WRITTEN PROBLEM: State the number of lines that hold the string "Plot", with nothing added.

====== INPUT ROWS

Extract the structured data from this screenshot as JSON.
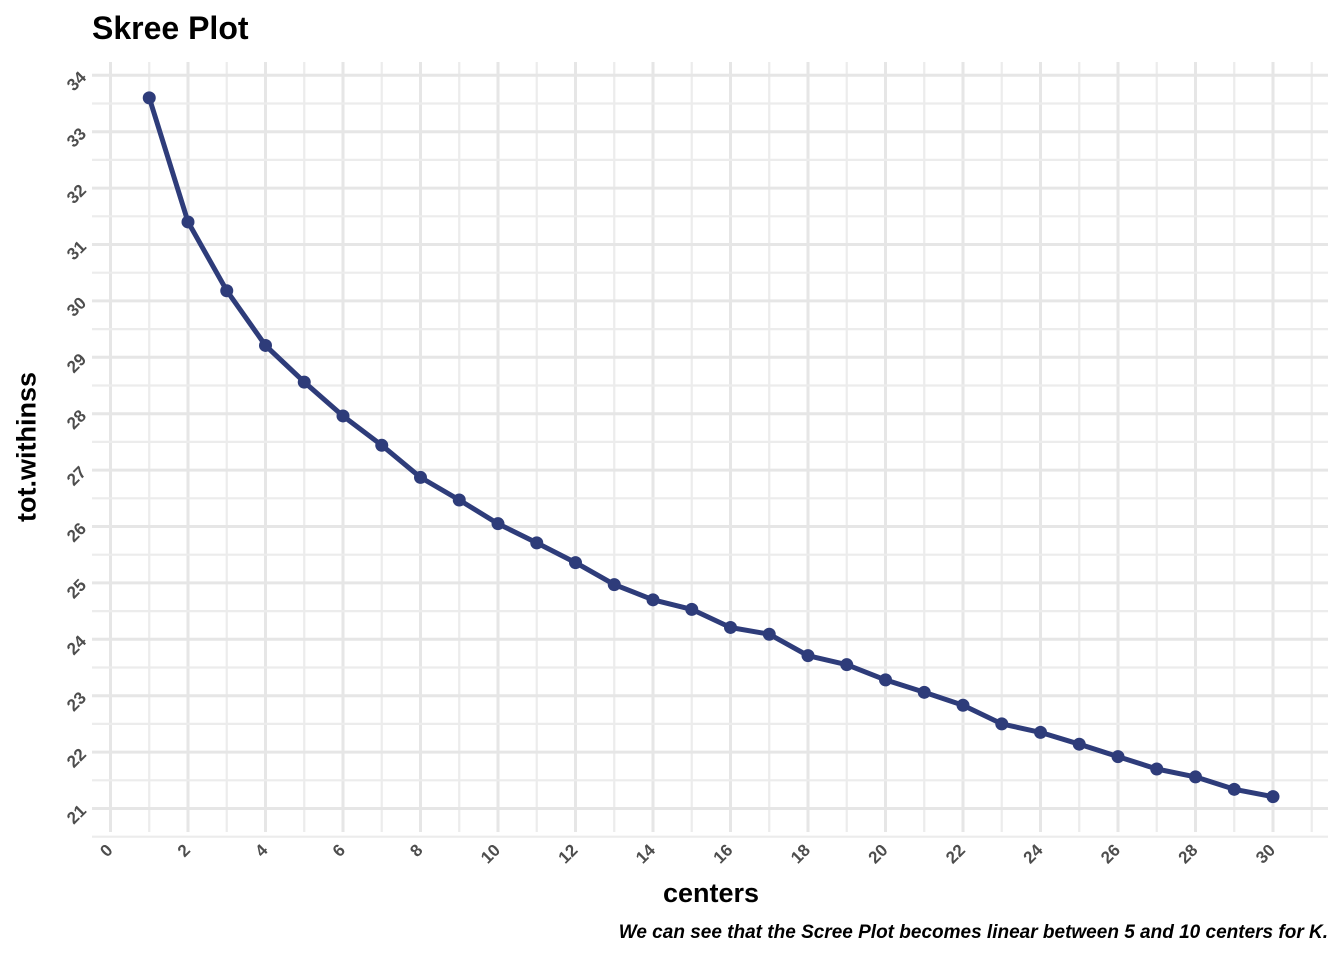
{
  "chart_data": {
    "type": "line",
    "title": "Skree Plot",
    "xlabel": "centers",
    "ylabel": "tot.withinss",
    "caption": "We can see that the Scree Plot becomes linear between 5 and 10 centers for K.",
    "xlim": [
      0,
      31
    ],
    "ylim": [
      21,
      34
    ],
    "x_ticks": [
      0,
      2,
      4,
      6,
      8,
      10,
      12,
      14,
      16,
      18,
      20,
      22,
      24,
      26,
      28,
      30
    ],
    "y_ticks": [
      21,
      22,
      23,
      24,
      25,
      26,
      27,
      28,
      29,
      30,
      31,
      32,
      33,
      34
    ],
    "grid": true,
    "line_color": "#2e3c7a",
    "series": [
      {
        "x": [
          1,
          2,
          3,
          4,
          5,
          6,
          7,
          8,
          9,
          10,
          11,
          12,
          13,
          14,
          15,
          16,
          17,
          18,
          19,
          20,
          21,
          22,
          23,
          24,
          25,
          26,
          27,
          28,
          29,
          30
        ],
        "values": [
          33.6,
          31.4,
          30.18,
          29.21,
          28.56,
          27.96,
          27.44,
          26.87,
          26.47,
          26.05,
          25.71,
          25.36,
          24.97,
          24.7,
          24.53,
          24.21,
          24.09,
          23.71,
          23.55,
          23.28,
          23.06,
          22.83,
          22.5,
          22.35,
          22.14,
          21.92,
          21.7,
          21.56,
          21.34,
          21.21
        ]
      }
    ]
  }
}
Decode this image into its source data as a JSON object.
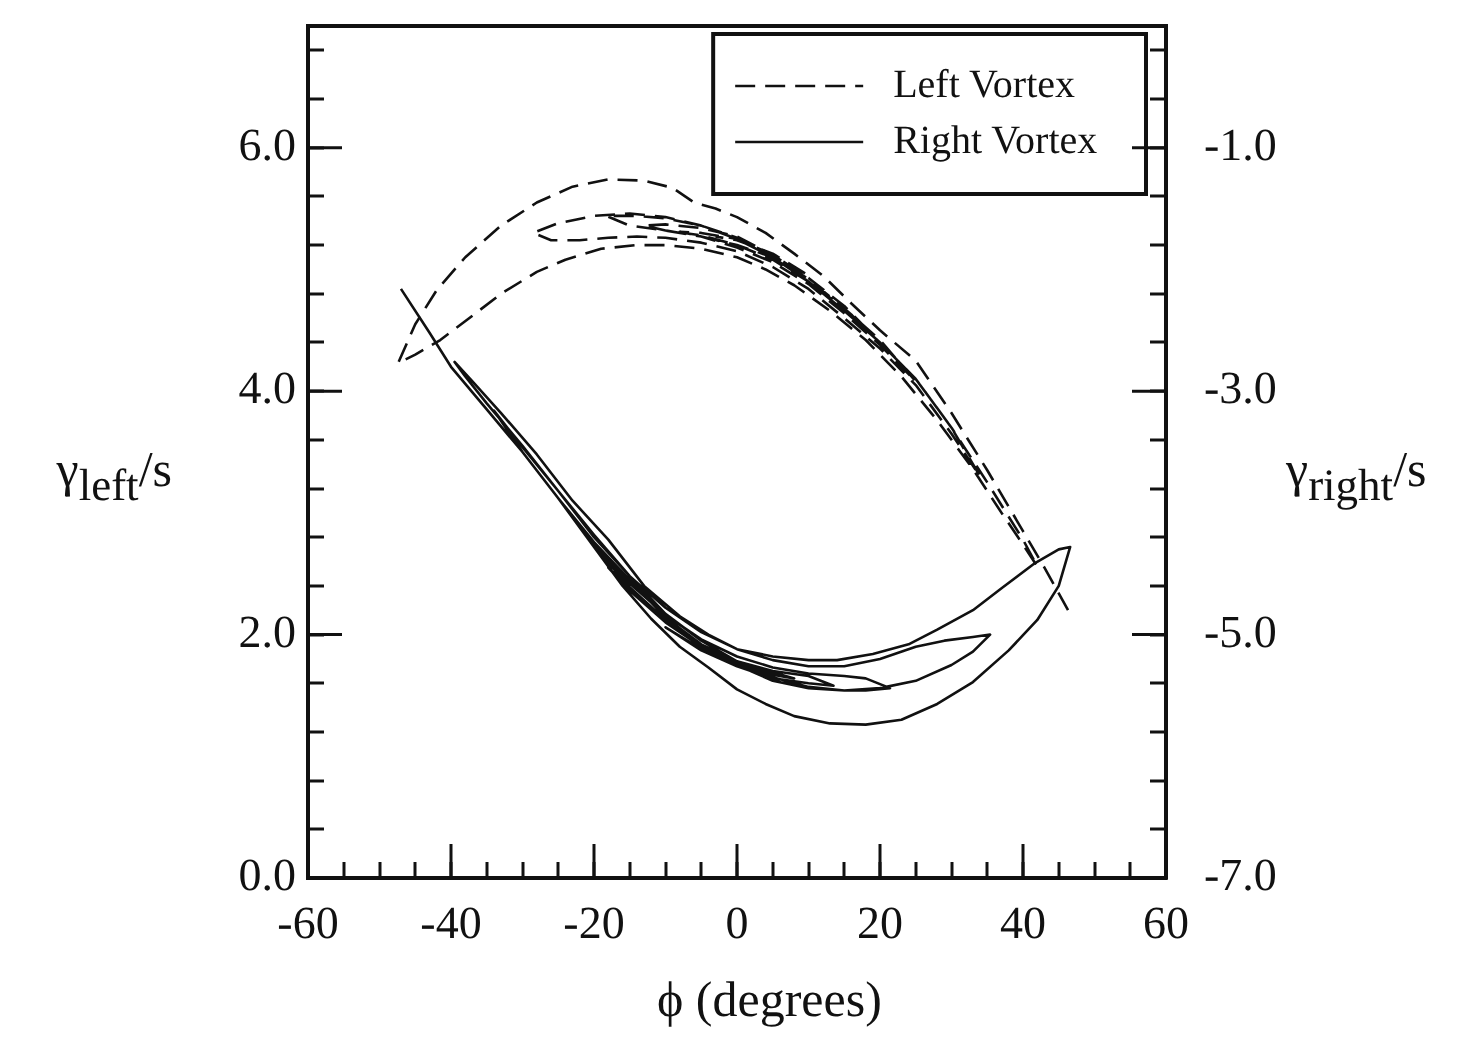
{
  "chart_data": {
    "type": "line",
    "xlabel": "ϕ (degrees)",
    "ylabel": "γ$_{left}$/s",
    "y2label": "γ$_{right}$/s",
    "xlim": [
      -60,
      60
    ],
    "xticks": [
      -60,
      {
        "value": -55,
        "label": null
      },
      {
        "value": -50,
        "label": null
      },
      {
        "value": -45,
        "label": null
      },
      -40,
      {
        "value": -35,
        "label": null
      },
      {
        "value": -30,
        "label": null
      },
      {
        "value": -25,
        "label": null
      },
      -20,
      {
        "value": -15,
        "label": null
      },
      {
        "value": -10,
        "label": null
      },
      {
        "value": -5,
        "label": null
      },
      0,
      {
        "value": 5,
        "label": null
      },
      {
        "value": 10,
        "label": null
      },
      {
        "value": 15,
        "label": null
      },
      20,
      {
        "value": 25,
        "label": null
      },
      {
        "value": 30,
        "label": null
      },
      {
        "value": 35,
        "label": null
      },
      40,
      {
        "value": 45,
        "label": null
      },
      {
        "value": 50,
        "label": null
      },
      {
        "value": 55,
        "label": null
      },
      60
    ],
    "ylim": [
      0,
      7
    ],
    "yticks": [
      {
        "value": 0,
        "label": "0.0"
      },
      {
        "value": 0.4,
        "label": null
      },
      {
        "value": 0.8,
        "label": null
      },
      {
        "value": 1.2,
        "label": null
      },
      {
        "value": 1.6,
        "label": null
      },
      {
        "value": 2,
        "label": "2.0"
      },
      {
        "value": 2.4,
        "label": null
      },
      {
        "value": 2.8,
        "label": null
      },
      {
        "value": 3.2,
        "label": null
      },
      {
        "value": 3.6,
        "label": null
      },
      {
        "value": 4,
        "label": "4.0"
      },
      {
        "value": 4.4,
        "label": null
      },
      {
        "value": 4.8,
        "label": null
      },
      {
        "value": 5.2,
        "label": null
      },
      {
        "value": 5.6,
        "label": null
      },
      {
        "value": 6,
        "label": "6.0"
      },
      {
        "value": 6.4,
        "label": null
      },
      {
        "value": 6.8,
        "label": null
      }
    ],
    "y2lim": [
      -7,
      0
    ],
    "y2ticks": [
      {
        "value": -7,
        "label": "-7.0"
      },
      {
        "value": -6.6,
        "label": null
      },
      {
        "value": -6.2,
        "label": null
      },
      {
        "value": -5.8,
        "label": null
      },
      {
        "value": -5.4,
        "label": null
      },
      {
        "value": -5,
        "label": "-5.0"
      },
      {
        "value": -4.6,
        "label": null
      },
      {
        "value": -4.2,
        "label": null
      },
      {
        "value": -3.8,
        "label": null
      },
      {
        "value": -3.4,
        "label": null
      },
      {
        "value": -3,
        "label": "-3.0"
      },
      {
        "value": -2.6,
        "label": null
      },
      {
        "value": -2.2,
        "label": null
      },
      {
        "value": -1.8,
        "label": null
      },
      {
        "value": -1.4,
        "label": null
      },
      {
        "value": -1,
        "label": "-1.0"
      },
      {
        "value": -0.6,
        "label": null
      },
      {
        "value": -0.2,
        "label": null
      }
    ],
    "legend": "top right",
    "marker": "none",
    "grid": false,
    "series": [
      {
        "name": "Left Vortex",
        "color": "#111111",
        "line_style": "dashed",
        "x": [
          46.3,
          43,
          40,
          35,
          30,
          25,
          20,
          16,
          12,
          8,
          4,
          0,
          -3,
          -6,
          -9,
          -13,
          -18,
          -23,
          -28,
          -33,
          -38,
          -42,
          -45,
          -47.4,
          -45,
          -41.5,
          -37,
          -33,
          -28,
          -24,
          -19,
          -14,
          -10,
          -5,
          0,
          4,
          8,
          13,
          18,
          23,
          28,
          33,
          37,
          40,
          42,
          40,
          35,
          30,
          25,
          20,
          15,
          10,
          5,
          0,
          -5,
          -10,
          -15,
          -20,
          -25,
          -28.5,
          -26,
          -22,
          -18,
          -14,
          -10,
          -5,
          0,
          5,
          10,
          15,
          20,
          25,
          30,
          34,
          30,
          25,
          20,
          15,
          10,
          5,
          0,
          -5,
          -10,
          -14,
          -18.3,
          -15,
          -10,
          -5,
          0,
          5,
          10,
          15,
          20,
          25,
          20,
          15,
          10,
          5,
          0,
          -5,
          -10,
          -13,
          -10,
          -5,
          0,
          5,
          10,
          15,
          18,
          15,
          10,
          5,
          0,
          -5,
          -8,
          -5,
          0,
          5,
          10,
          5,
          0,
          -3
        ],
        "values": [
          2.2,
          2.55,
          2.85,
          3.35,
          3.82,
          4.25,
          4.5,
          4.72,
          4.95,
          5.13,
          5.3,
          5.43,
          5.5,
          5.55,
          5.67,
          5.73,
          5.74,
          5.68,
          5.55,
          5.36,
          5.1,
          4.83,
          4.55,
          4.23,
          4.3,
          4.42,
          4.62,
          4.8,
          4.98,
          5.08,
          5.17,
          5.2,
          5.2,
          5.17,
          5.1,
          5.0,
          4.87,
          4.66,
          4.42,
          4.12,
          3.76,
          3.36,
          3.0,
          2.74,
          2.56,
          2.78,
          3.25,
          3.7,
          4.1,
          4.4,
          4.66,
          4.9,
          5.1,
          5.25,
          5.36,
          5.43,
          5.46,
          5.44,
          5.38,
          5.3,
          5.24,
          5.24,
          5.26,
          5.27,
          5.26,
          5.22,
          5.15,
          5.02,
          4.84,
          4.6,
          4.35,
          4.05,
          3.65,
          3.3,
          3.7,
          4.1,
          4.4,
          4.66,
          4.9,
          5.1,
          5.26,
          5.36,
          5.42,
          5.44,
          5.44,
          5.36,
          5.32,
          5.27,
          5.18,
          5.06,
          4.88,
          4.64,
          4.38,
          4.08,
          4.42,
          4.68,
          4.92,
          5.12,
          5.27,
          5.34,
          5.37,
          5.36,
          5.32,
          5.28,
          5.2,
          5.08,
          4.9,
          4.68,
          4.52,
          4.7,
          4.93,
          5.12,
          5.25,
          5.3,
          5.31,
          5.27,
          5.2,
          5.1,
          4.95,
          5.13,
          5.24,
          5.27
        ]
      },
      {
        "name": "Right Vortex",
        "color": "#111111",
        "line_style": "solid",
        "axis": "y2",
        "x": [
          -47,
          -43,
          -40,
          -35,
          -30,
          -25,
          -20,
          -16,
          -12,
          -8,
          -4,
          0,
          4,
          8,
          13,
          18,
          23,
          28,
          33,
          38,
          42,
          45,
          46.6,
          45,
          41.5,
          37,
          33,
          28,
          24,
          19,
          14,
          10,
          5,
          0,
          -4,
          -8,
          -13,
          -18,
          -23,
          -28,
          -33,
          -37,
          -39.5,
          -38,
          -35,
          -30,
          -25,
          -20,
          -15,
          -10,
          -5,
          0,
          5,
          10,
          15,
          20,
          25,
          30,
          33,
          35.4,
          33,
          29,
          25,
          20,
          15,
          10,
          5,
          0,
          -5,
          -10,
          -15,
          -20,
          -25,
          -30,
          -34,
          -30,
          -25,
          -20,
          -15,
          -10,
          -5,
          0,
          5,
          10,
          15,
          18,
          21.4,
          18,
          15,
          10,
          5,
          0,
          -5,
          -10,
          -15,
          -20,
          -25,
          -20,
          -15,
          -10,
          -5,
          0,
          5,
          10,
          13.5,
          10,
          5,
          0,
          -5,
          -10,
          -15,
          -18,
          -15,
          -10,
          -5,
          0,
          5,
          8,
          5,
          0,
          -5,
          -10,
          -5,
          0,
          3
        ],
        "values": [
          -2.16,
          -2.52,
          -2.8,
          -3.15,
          -3.5,
          -3.88,
          -4.28,
          -4.6,
          -4.87,
          -5.1,
          -5.27,
          -5.45,
          -5.57,
          -5.67,
          -5.73,
          -5.74,
          -5.7,
          -5.57,
          -5.39,
          -5.13,
          -4.88,
          -4.6,
          -4.28,
          -4.3,
          -4.42,
          -4.62,
          -4.8,
          -4.96,
          -5.08,
          -5.16,
          -5.21,
          -5.21,
          -5.18,
          -5.12,
          -5.0,
          -4.85,
          -4.6,
          -4.22,
          -3.9,
          -3.52,
          -3.18,
          -2.92,
          -2.76,
          -2.88,
          -3.1,
          -3.45,
          -3.82,
          -4.2,
          -4.52,
          -4.83,
          -5.05,
          -5.22,
          -5.35,
          -5.43,
          -5.46,
          -5.44,
          -5.38,
          -5.25,
          -5.14,
          -5.0,
          -5.02,
          -5.05,
          -5.1,
          -5.2,
          -5.26,
          -5.26,
          -5.21,
          -5.12,
          -4.98,
          -4.78,
          -4.52,
          -4.18,
          -3.82,
          -3.46,
          -3.16,
          -3.5,
          -3.88,
          -4.24,
          -4.55,
          -4.86,
          -5.08,
          -5.25,
          -5.38,
          -5.44,
          -5.46,
          -5.46,
          -5.44,
          -5.36,
          -5.34,
          -5.32,
          -5.27,
          -5.18,
          -5.04,
          -4.84,
          -4.58,
          -4.25,
          -3.88,
          -4.28,
          -4.61,
          -4.88,
          -5.1,
          -5.26,
          -5.36,
          -5.4,
          -5.42,
          -5.34,
          -5.3,
          -5.22,
          -5.08,
          -4.88,
          -4.62,
          -4.45,
          -4.64,
          -4.9,
          -5.1,
          -5.25,
          -5.33,
          -5.36,
          -5.31,
          -5.23,
          -5.12,
          -4.94,
          -5.13,
          -5.26,
          -5.3
        ]
      }
    ]
  }
}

============

TASK SOLUTION: 2